(Saved entries)
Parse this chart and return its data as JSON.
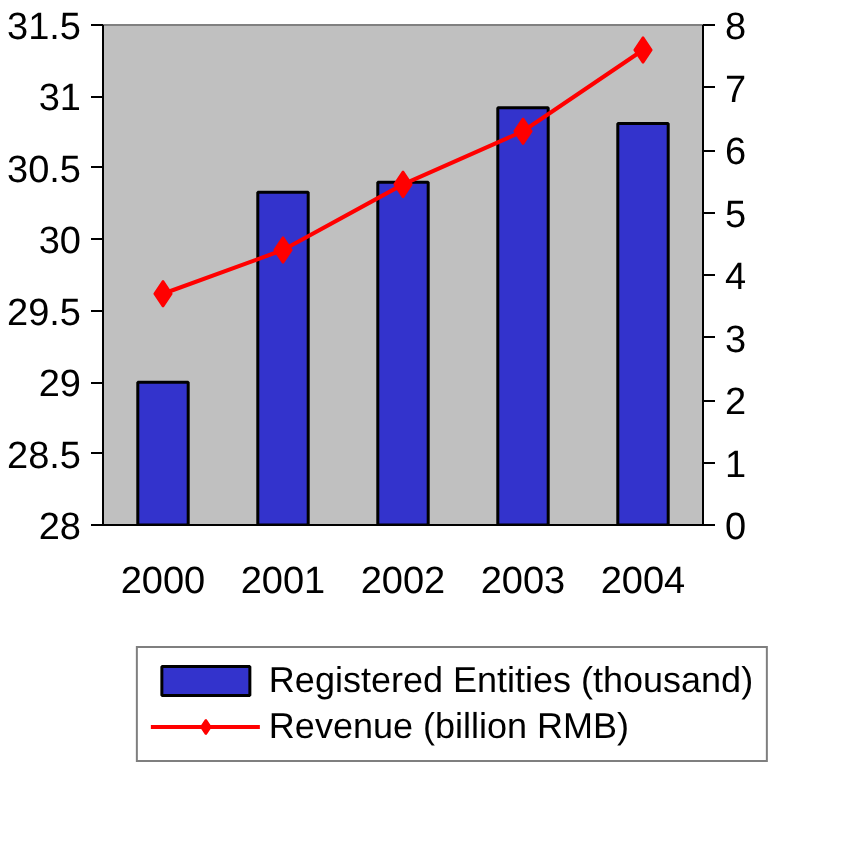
{
  "chart_data": {
    "type": "bar",
    "categories": [
      "2000",
      "2001",
      "2002",
      "2003",
      "2004"
    ],
    "series": [
      {
        "name": "Registered Entities (thousand)",
        "type": "bar",
        "color": "#3333cc",
        "values": [
          29.0,
          30.33,
          30.4,
          30.92,
          30.81
        ]
      },
      {
        "name": "Revenue (billion RMB)",
        "type": "line",
        "axis": "y2",
        "color": "#ff0000",
        "marker": "diamond",
        "values": [
          3.7,
          4.4,
          5.45,
          6.3,
          7.6
        ]
      }
    ],
    "ylim": [
      28,
      31.5
    ],
    "yticks": [
      28,
      28.5,
      29,
      29.5,
      30,
      30.5,
      31,
      31.5
    ],
    "y2lim": [
      0,
      8
    ],
    "y2ticks": [
      0,
      1,
      2,
      3,
      4,
      5,
      6,
      7,
      8
    ],
    "grid": false,
    "legend": "bottom"
  }
}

Written instruction - Copy the records exactly as they appear, excluding images.

Complete response -
Parse this chart and return its data as JSON.
{
  "chart_data": {
    "type": "bar",
    "categories": [
      "2000",
      "2001",
      "2002",
      "2003",
      "2004"
    ],
    "series": [
      {
        "name": "Registered Entities (thousand)",
        "type": "bar",
        "color": "#3333cc",
        "values": [
          29.0,
          30.33,
          30.4,
          30.92,
          30.81
        ]
      },
      {
        "name": "Revenue (billion RMB)",
        "type": "line",
        "axis": "y2",
        "color": "#ff0000",
        "marker": "diamond",
        "values": [
          3.7,
          4.4,
          5.45,
          6.3,
          7.6
        ]
      }
    ],
    "ylim": [
      28,
      31.5
    ],
    "yticks": [
      28,
      28.5,
      29,
      29.5,
      30,
      30.5,
      31,
      31.5
    ],
    "y2lim": [
      0,
      8
    ],
    "y2ticks": [
      0,
      1,
      2,
      3,
      4,
      5,
      6,
      7,
      8
    ],
    "grid": false,
    "legend": "bottom"
  }
}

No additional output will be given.